--- Begin Supplied data ---
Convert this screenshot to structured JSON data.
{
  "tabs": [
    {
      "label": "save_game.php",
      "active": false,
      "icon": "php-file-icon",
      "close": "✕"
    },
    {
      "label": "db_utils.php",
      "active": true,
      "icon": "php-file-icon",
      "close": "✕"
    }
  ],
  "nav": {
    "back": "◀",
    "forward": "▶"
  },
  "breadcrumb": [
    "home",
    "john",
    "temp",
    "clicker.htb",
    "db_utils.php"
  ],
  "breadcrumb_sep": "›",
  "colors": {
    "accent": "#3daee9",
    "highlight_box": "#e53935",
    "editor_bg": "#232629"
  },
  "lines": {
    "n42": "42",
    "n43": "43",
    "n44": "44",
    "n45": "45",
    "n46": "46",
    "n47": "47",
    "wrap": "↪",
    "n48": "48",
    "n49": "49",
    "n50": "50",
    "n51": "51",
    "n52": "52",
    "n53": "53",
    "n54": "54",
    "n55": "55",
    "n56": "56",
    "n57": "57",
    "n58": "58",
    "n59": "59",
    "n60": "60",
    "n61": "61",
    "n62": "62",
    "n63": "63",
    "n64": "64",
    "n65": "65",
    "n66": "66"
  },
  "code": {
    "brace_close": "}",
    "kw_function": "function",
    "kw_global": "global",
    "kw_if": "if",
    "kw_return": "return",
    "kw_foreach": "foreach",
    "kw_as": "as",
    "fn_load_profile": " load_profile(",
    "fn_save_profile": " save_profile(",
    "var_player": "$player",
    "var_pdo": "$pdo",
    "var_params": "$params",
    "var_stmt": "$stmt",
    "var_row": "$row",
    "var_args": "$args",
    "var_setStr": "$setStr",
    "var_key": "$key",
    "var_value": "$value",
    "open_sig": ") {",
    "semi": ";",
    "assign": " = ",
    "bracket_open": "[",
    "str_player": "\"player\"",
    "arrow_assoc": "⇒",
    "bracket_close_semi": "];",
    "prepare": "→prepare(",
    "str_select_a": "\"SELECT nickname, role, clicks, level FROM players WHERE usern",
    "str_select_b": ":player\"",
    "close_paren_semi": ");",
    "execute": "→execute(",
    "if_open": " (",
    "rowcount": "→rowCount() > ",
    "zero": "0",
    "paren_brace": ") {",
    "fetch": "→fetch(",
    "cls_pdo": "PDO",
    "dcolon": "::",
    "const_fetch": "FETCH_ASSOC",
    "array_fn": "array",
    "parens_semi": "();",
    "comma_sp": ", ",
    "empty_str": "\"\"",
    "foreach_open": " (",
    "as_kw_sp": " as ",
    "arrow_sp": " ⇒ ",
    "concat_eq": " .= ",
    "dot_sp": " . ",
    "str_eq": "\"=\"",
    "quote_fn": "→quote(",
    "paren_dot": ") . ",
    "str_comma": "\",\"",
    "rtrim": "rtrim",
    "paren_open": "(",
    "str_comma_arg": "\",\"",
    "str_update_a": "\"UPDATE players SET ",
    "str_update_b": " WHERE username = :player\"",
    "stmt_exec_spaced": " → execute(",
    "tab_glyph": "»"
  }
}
--- End Supplied data ---
** Stated goal **
Give every line of the material again, exactly as it reads.

** Result of the task **
Convert this screenshot to structured JSON data.
{
  "tabs": [
    {
      "label": "save_game.php",
      "active": false,
      "icon": "php-file-icon",
      "close": "✕"
    },
    {
      "label": "db_utils.php",
      "active": true,
      "icon": "php-file-icon",
      "close": "✕"
    }
  ],
  "nav": {
    "back": "◀",
    "forward": "▶"
  },
  "breadcrumb": [
    "home",
    "john",
    "temp",
    "clicker.htb",
    "db_utils.php"
  ],
  "breadcrumb_sep": "›",
  "colors": {
    "accent": "#3daee9",
    "highlight_box": "#e53935",
    "editor_bg": "#232629"
  },
  "lines": {
    "n42": "42",
    "n43": "43",
    "n44": "44",
    "n45": "45",
    "n46": "46",
    "n47": "47",
    "wrap": "↪",
    "n48": "48",
    "n49": "49",
    "n50": "50",
    "n51": "51",
    "n52": "52",
    "n53": "53",
    "n54": "54",
    "n55": "55",
    "n56": "56",
    "n57": "57",
    "n58": "58",
    "n59": "59",
    "n60": "60",
    "n61": "61",
    "n62": "62",
    "n63": "63",
    "n64": "64",
    "n65": "65",
    "n66": "66"
  },
  "code": {
    "brace_close": "}",
    "kw_function": "function",
    "kw_global": "global",
    "kw_if": "if",
    "kw_return": "return",
    "kw_foreach": "foreach",
    "kw_as": "as",
    "fn_load_profile": " load_profile(",
    "fn_save_profile": " save_profile(",
    "var_player": "$player",
    "var_pdo": "$pdo",
    "var_params": "$params",
    "var_stmt": "$stmt",
    "var_row": "$row",
    "var_args": "$args",
    "var_setStr": "$setStr",
    "var_key": "$key",
    "var_value": "$value",
    "open_sig": ") {",
    "semi": ";",
    "assign": " = ",
    "bracket_open": "[",
    "str_player": "\"player\"",
    "arrow_assoc": "⇒",
    "bracket_close_semi": "];",
    "prepare": "→prepare(",
    "str_select_a": "\"SELECT nickname, role, clicks, level FROM players WHERE usern",
    "str_select_b": ":player\"",
    "close_paren_semi": ");",
    "execute": "→execute(",
    "if_open": " (",
    "rowcount": "→rowCount() > ",
    "zero": "0",
    "paren_brace": ") {",
    "fetch": "→fetch(",
    "cls_pdo": "PDO",
    "dcolon": "::",
    "const_fetch": "FETCH_ASSOC",
    "array_fn": "array",
    "parens_semi": "();",
    "comma_sp": ", ",
    "empty_str": "\"\"",
    "foreach_open": " (",
    "as_kw_sp": " as ",
    "arrow_sp": " ⇒ ",
    "concat_eq": " .= ",
    "dot_sp": " . ",
    "str_eq": "\"=\"",
    "quote_fn": "→quote(",
    "paren_dot": ") . ",
    "str_comma": "\",\"",
    "rtrim": "rtrim",
    "paren_open": "(",
    "str_comma_arg": "\",\"",
    "str_update_a": "\"UPDATE players SET ",
    "str_update_b": " WHERE username = :player\"",
    "stmt_exec_spaced": " → execute(",
    "tab_glyph": "»"
  }
}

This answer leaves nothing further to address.